LISTED RECORDS.
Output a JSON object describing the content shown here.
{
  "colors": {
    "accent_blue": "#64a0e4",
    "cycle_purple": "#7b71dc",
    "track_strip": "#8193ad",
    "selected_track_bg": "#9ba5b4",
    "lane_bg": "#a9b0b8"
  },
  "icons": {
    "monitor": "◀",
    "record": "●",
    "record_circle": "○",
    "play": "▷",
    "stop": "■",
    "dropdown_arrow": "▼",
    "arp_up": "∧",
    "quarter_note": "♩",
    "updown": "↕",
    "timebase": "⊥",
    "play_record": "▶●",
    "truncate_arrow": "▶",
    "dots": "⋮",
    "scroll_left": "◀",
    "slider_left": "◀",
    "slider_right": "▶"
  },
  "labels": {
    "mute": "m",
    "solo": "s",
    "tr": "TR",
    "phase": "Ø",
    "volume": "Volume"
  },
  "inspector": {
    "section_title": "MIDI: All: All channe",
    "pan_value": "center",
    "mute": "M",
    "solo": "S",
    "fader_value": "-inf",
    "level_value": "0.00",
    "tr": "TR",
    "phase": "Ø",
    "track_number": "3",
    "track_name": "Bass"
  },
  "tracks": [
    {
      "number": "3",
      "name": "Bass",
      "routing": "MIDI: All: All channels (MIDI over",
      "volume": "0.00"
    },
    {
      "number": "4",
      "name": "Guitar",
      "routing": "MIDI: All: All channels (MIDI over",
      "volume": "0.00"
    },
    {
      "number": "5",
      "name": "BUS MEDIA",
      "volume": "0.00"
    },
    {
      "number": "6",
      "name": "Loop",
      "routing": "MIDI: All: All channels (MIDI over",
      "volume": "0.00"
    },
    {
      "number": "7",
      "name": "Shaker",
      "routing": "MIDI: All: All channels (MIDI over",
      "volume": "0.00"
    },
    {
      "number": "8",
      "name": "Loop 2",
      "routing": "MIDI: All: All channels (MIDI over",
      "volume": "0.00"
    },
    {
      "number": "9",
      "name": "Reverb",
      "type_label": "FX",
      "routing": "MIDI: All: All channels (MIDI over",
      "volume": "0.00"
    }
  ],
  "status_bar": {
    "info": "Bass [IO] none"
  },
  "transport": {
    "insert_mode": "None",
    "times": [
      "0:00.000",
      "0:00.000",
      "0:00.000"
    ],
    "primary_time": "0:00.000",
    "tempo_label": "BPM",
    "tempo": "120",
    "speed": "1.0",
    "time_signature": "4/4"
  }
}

DIRECTIONS FOR THIS TASK.
Set down all of the records shown above once more, exactly.

FINAL ANSWER.
Output a JSON object describing the content shown here.
{
  "colors": {
    "accent_blue": "#64a0e4",
    "cycle_purple": "#7b71dc",
    "track_strip": "#8193ad",
    "selected_track_bg": "#9ba5b4",
    "lane_bg": "#a9b0b8"
  },
  "icons": {
    "monitor": "◀",
    "record": "●",
    "record_circle": "○",
    "play": "▷",
    "stop": "■",
    "dropdown_arrow": "▼",
    "arp_up": "∧",
    "quarter_note": "♩",
    "updown": "↕",
    "timebase": "⊥",
    "play_record": "▶●",
    "truncate_arrow": "▶",
    "dots": "⋮",
    "scroll_left": "◀",
    "slider_left": "◀",
    "slider_right": "▶"
  },
  "labels": {
    "mute": "m",
    "solo": "s",
    "tr": "TR",
    "phase": "Ø",
    "volume": "Volume"
  },
  "inspector": {
    "section_title": "MIDI: All: All channe",
    "pan_value": "center",
    "mute": "M",
    "solo": "S",
    "fader_value": "-inf",
    "level_value": "0.00",
    "tr": "TR",
    "phase": "Ø",
    "track_number": "3",
    "track_name": "Bass"
  },
  "tracks": [
    {
      "number": "3",
      "name": "Bass",
      "routing": "MIDI: All: All channels (MIDI over",
      "volume": "0.00"
    },
    {
      "number": "4",
      "name": "Guitar",
      "routing": "MIDI: All: All channels (MIDI over",
      "volume": "0.00"
    },
    {
      "number": "5",
      "name": "BUS MEDIA",
      "volume": "0.00"
    },
    {
      "number": "6",
      "name": "Loop",
      "routing": "MIDI: All: All channels (MIDI over",
      "volume": "0.00"
    },
    {
      "number": "7",
      "name": "Shaker",
      "routing": "MIDI: All: All channels (MIDI over",
      "volume": "0.00"
    },
    {
      "number": "8",
      "name": "Loop 2",
      "routing": "MIDI: All: All channels (MIDI over",
      "volume": "0.00"
    },
    {
      "number": "9",
      "name": "Reverb",
      "type_label": "FX",
      "routing": "MIDI: All: All channels (MIDI over",
      "volume": "0.00"
    }
  ],
  "status_bar": {
    "info": "Bass [IO] none"
  },
  "transport": {
    "insert_mode": "None",
    "times": [
      "0:00.000",
      "0:00.000",
      "0:00.000"
    ],
    "primary_time": "0:00.000",
    "tempo_label": "BPM",
    "tempo": "120",
    "speed": "1.0",
    "time_signature": "4/4"
  }
}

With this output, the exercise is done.